What you are asked to do:
Report how many lines of these entries hold the string "Trends"; reply with the number alone.

===== Records for this exercise

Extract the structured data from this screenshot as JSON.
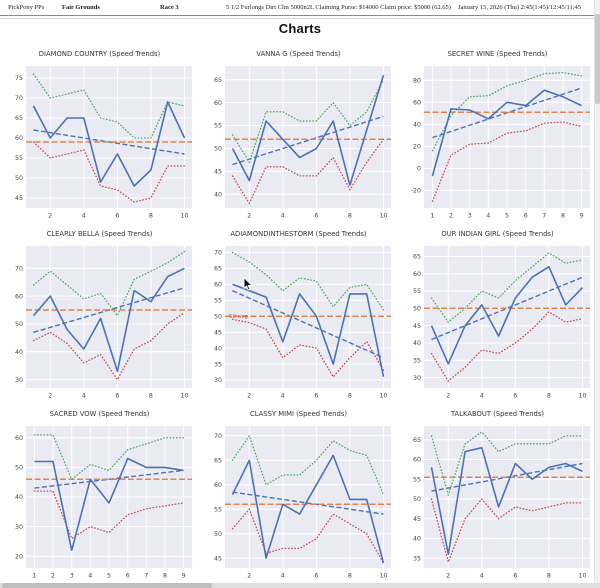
{
  "header": {
    "app": "PickPony PPs",
    "track": "Fair Grounds",
    "race": "Race 3",
    "conditions": "5 1/2 Furlongs Dirt Clm 5000n2L Claiming Purse: $14000 Claim price: $5000 (62.65)",
    "datetime": "January 15, 2026 (Thu) 2:45(1:45)/12:45/11:45"
  },
  "page_title": "Charts",
  "style": {
    "speed_line": "#4c72b0",
    "trend_line": "#4c72b0",
    "average_line": "#dd8452",
    "upper_band": "#55a868",
    "lower_band": "#c44e52",
    "plot_background": "#eaeaf2",
    "gridline": "#ffffff"
  },
  "chart_data": [
    {
      "type": "line",
      "title": "DIAMOND COUNTRY (Speed Trends)",
      "x": [
        1,
        2,
        3,
        4,
        5,
        6,
        7,
        8,
        9,
        10
      ],
      "xticks": [
        2,
        4,
        6,
        8,
        10
      ],
      "yticks": [
        45,
        50,
        55,
        60,
        65,
        70,
        75
      ],
      "ylim": [
        42.5,
        78
      ],
      "speed": [
        68,
        60,
        65,
        65,
        49,
        56,
        48,
        52,
        69,
        60
      ],
      "upper": [
        76,
        70,
        71,
        72,
        65,
        64,
        60,
        60,
        69,
        68
      ],
      "lower": [
        59,
        55,
        56,
        57,
        48,
        47,
        44,
        45,
        53,
        53
      ],
      "average": 59,
      "trend": [
        62,
        56
      ],
      "legend": "none"
    },
    {
      "type": "line",
      "title": "VANNA G (Speed Trends)",
      "x": [
        1,
        2,
        3,
        4,
        5,
        6,
        7,
        8,
        9,
        10
      ],
      "xticks": [
        2,
        4,
        6,
        8,
        10
      ],
      "yticks": [
        40,
        45,
        50,
        55,
        60,
        65
      ],
      "ylim": [
        37,
        68
      ],
      "speed": [
        50,
        43,
        56,
        52,
        48,
        50,
        56,
        42,
        54,
        66
      ],
      "upper": [
        53,
        47,
        58,
        58,
        56,
        56,
        60,
        55,
        58,
        65
      ],
      "lower": [
        44,
        38,
        46,
        46,
        44,
        44,
        48,
        41,
        47,
        52
      ],
      "average": 52,
      "trend": [
        46.5,
        57
      ],
      "legend": "none"
    },
    {
      "type": "line",
      "title": "SECRET WINE (Speed Trends)",
      "x": [
        1,
        2,
        3,
        4,
        5,
        6,
        7,
        8,
        9
      ],
      "xticks": [
        1,
        2,
        3,
        4,
        5,
        6,
        7,
        8,
        9
      ],
      "yticks": [
        -20,
        0,
        20,
        40,
        60,
        80
      ],
      "ylim": [
        -36,
        93
      ],
      "speed": [
        -7,
        54,
        53,
        45,
        60,
        57,
        71,
        65,
        57
      ],
      "upper": [
        16,
        48,
        65,
        66,
        75,
        80,
        86,
        87,
        84
      ],
      "lower": [
        -30,
        12,
        22,
        23,
        32,
        34,
        41,
        42,
        38
      ],
      "average": 51,
      "trend": [
        28,
        73
      ],
      "legend": "none"
    },
    {
      "type": "line",
      "title": "CLEARLY BELLA (Speed Trends)",
      "x": [
        1,
        2,
        3,
        4,
        5,
        6,
        7,
        8,
        9,
        10
      ],
      "xticks": [
        2,
        4,
        6,
        8,
        10
      ],
      "yticks": [
        30,
        40,
        50,
        60,
        70
      ],
      "ylim": [
        27,
        78
      ],
      "speed": [
        53,
        60,
        48,
        41,
        52,
        33,
        62,
        58,
        67,
        70
      ],
      "upper": [
        64,
        69,
        64,
        59,
        61,
        53,
        66,
        69,
        72,
        76
      ],
      "lower": [
        44,
        47,
        43,
        36,
        39,
        30,
        41,
        44,
        50,
        54
      ],
      "average": 55,
      "trend": [
        47,
        63
      ],
      "legend": "none"
    },
    {
      "type": "line",
      "title": "ADIAMONDINTHESTORM (Speed Trends)",
      "x": [
        1,
        2,
        3,
        4,
        5,
        6,
        7,
        8,
        9,
        10
      ],
      "xticks": [
        2,
        4,
        6,
        8,
        10
      ],
      "yticks": [
        30,
        35,
        40,
        45,
        50,
        55,
        60,
        65,
        70
      ],
      "ylim": [
        27.5,
        72
      ],
      "speed": [
        60,
        58,
        56,
        42,
        57,
        50,
        35,
        57,
        57,
        31
      ],
      "upper": [
        70,
        67,
        63,
        58,
        62,
        61,
        53,
        59,
        60,
        52
      ],
      "lower": [
        49,
        48,
        46,
        37,
        41,
        40,
        31,
        37,
        42,
        33
      ],
      "average": 50,
      "average_label": "50 avg",
      "trend": [
        58,
        37
      ],
      "legend": "none"
    },
    {
      "type": "line",
      "title": "OUR INDIAN GIRL (Speed Trends)",
      "x": [
        1,
        2,
        3,
        4,
        5,
        6,
        7,
        8,
        9,
        10
      ],
      "xticks": [
        2,
        4,
        6,
        8,
        10
      ],
      "yticks": [
        30,
        35,
        40,
        45,
        50,
        55,
        60,
        65
      ],
      "ylim": [
        27,
        68
      ],
      "speed": [
        45,
        34,
        45,
        51,
        42,
        53,
        59,
        62,
        51,
        56
      ],
      "upper": [
        53,
        46,
        50,
        55,
        53,
        58,
        62,
        66,
        63,
        64
      ],
      "lower": [
        37,
        29,
        33,
        38,
        37,
        40,
        44,
        49,
        46,
        47
      ],
      "average": 50,
      "trend": [
        41,
        59
      ],
      "legend": "none"
    },
    {
      "type": "line",
      "title": "SACRED VOW (Speed Trends)",
      "x": [
        1,
        2,
        3,
        4,
        5,
        6,
        7,
        8,
        9
      ],
      "xticks": [
        1,
        2,
        3,
        4,
        5,
        6,
        7,
        8,
        9
      ],
      "yticks": [
        20,
        30,
        40,
        50,
        60
      ],
      "ylim": [
        16,
        64
      ],
      "speed": [
        52,
        52,
        22,
        46,
        38,
        53,
        50,
        50,
        49
      ],
      "upper": [
        61,
        61,
        46,
        51,
        49,
        56,
        58,
        60,
        60
      ],
      "lower": [
        42,
        42,
        26,
        30,
        28,
        34,
        36,
        37,
        38
      ],
      "average": 46,
      "trend": [
        43,
        49
      ],
      "legend": "none"
    },
    {
      "type": "line",
      "title": "CLASSY MIMI (Speed Trends)",
      "x": [
        1,
        2,
        3,
        4,
        5,
        6,
        7,
        8,
        9,
        10
      ],
      "xticks": [
        2,
        4,
        6,
        8,
        10
      ],
      "yticks": [
        45,
        50,
        55,
        60,
        65,
        70
      ],
      "ylim": [
        43,
        72
      ],
      "speed": [
        58,
        65,
        45,
        56,
        54,
        60,
        66,
        57,
        57,
        44
      ],
      "upper": [
        65,
        70,
        60,
        62,
        62,
        65,
        69,
        67,
        66,
        58
      ],
      "lower": [
        51,
        55,
        46,
        47,
        47,
        49,
        54,
        52,
        50,
        44
      ],
      "average": 56,
      "trend": [
        58.5,
        54
      ],
      "legend": "none"
    },
    {
      "type": "line",
      "title": "TALKABOUT (Speed Trends)",
      "x": [
        1,
        2,
        3,
        4,
        5,
        6,
        7,
        8,
        9,
        10
      ],
      "xticks": [
        2,
        4,
        6,
        8,
        10
      ],
      "yticks": [
        35,
        40,
        45,
        50,
        55,
        60,
        65
      ],
      "ylim": [
        32.5,
        68.5
      ],
      "speed": [
        58,
        36,
        62,
        63,
        48,
        59,
        55,
        58,
        59,
        57
      ],
      "upper": [
        66,
        51,
        64,
        67,
        62,
        64,
        64,
        64,
        66,
        66
      ],
      "lower": [
        50,
        34,
        45,
        50,
        45,
        48,
        47,
        48,
        49,
        49
      ],
      "average": 55.5,
      "trend": [
        52,
        59
      ],
      "legend": "none"
    }
  ]
}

==========

Result:
9